# Short exercise
Quote all entries exactly, leaving pictures aside.

# Provided material
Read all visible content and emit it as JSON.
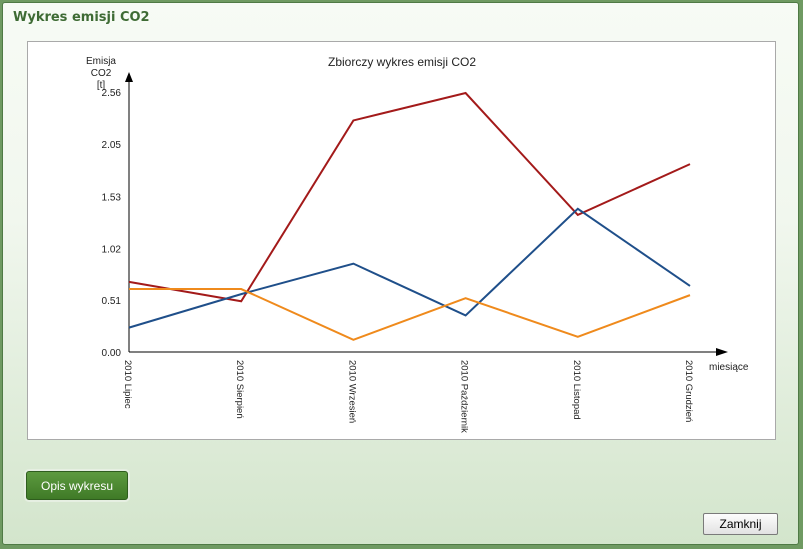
{
  "dialog": {
    "title": "Wykres emisji CO2",
    "describe_button": "Opis wykresu",
    "close_button": "Zamknij"
  },
  "chart_data": {
    "type": "line",
    "title": "Zbiorczy wykres emisji CO2",
    "ylabel": [
      "Emisja",
      "CO2",
      "[t]"
    ],
    "xlabel": "miesiące",
    "categories": [
      "2010 Lipiec",
      "2010 Sierpień",
      "2010 Wrzesień",
      "2010 Październik",
      "2010 Listopad",
      "2010 Grudzień"
    ],
    "yticks": [
      "0.00",
      "0.51",
      "1.02",
      "1.53",
      "2.05",
      "2.56"
    ],
    "ylim": [
      0,
      2.56
    ],
    "grid": false,
    "series": [
      {
        "color": "#a31a1a",
        "values": [
          0.69,
          0.5,
          2.28,
          2.55,
          1.35,
          1.85
        ]
      },
      {
        "color": "#1f4f8a",
        "values": [
          0.24,
          0.57,
          0.87,
          0.36,
          1.41,
          0.65
        ]
      },
      {
        "color": "#ef8a1c",
        "values": [
          0.62,
          0.62,
          0.12,
          0.53,
          0.15,
          0.56
        ]
      }
    ]
  }
}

# Solution
Read all visible content and emit it as JSON.
{
  "dialog": {
    "title": "Wykres emisji CO2",
    "describe_button": "Opis wykresu",
    "close_button": "Zamknij"
  },
  "chart_data": {
    "type": "line",
    "title": "Zbiorczy wykres emisji CO2",
    "ylabel": [
      "Emisja",
      "CO2",
      "[t]"
    ],
    "xlabel": "miesiące",
    "categories": [
      "2010 Lipiec",
      "2010 Sierpień",
      "2010 Wrzesień",
      "2010 Październik",
      "2010 Listopad",
      "2010 Grudzień"
    ],
    "yticks": [
      "0.00",
      "0.51",
      "1.02",
      "1.53",
      "2.05",
      "2.56"
    ],
    "ylim": [
      0,
      2.56
    ],
    "grid": false,
    "series": [
      {
        "color": "#a31a1a",
        "values": [
          0.69,
          0.5,
          2.28,
          2.55,
          1.35,
          1.85
        ]
      },
      {
        "color": "#1f4f8a",
        "values": [
          0.24,
          0.57,
          0.87,
          0.36,
          1.41,
          0.65
        ]
      },
      {
        "color": "#ef8a1c",
        "values": [
          0.62,
          0.62,
          0.12,
          0.53,
          0.15,
          0.56
        ]
      }
    ]
  }
}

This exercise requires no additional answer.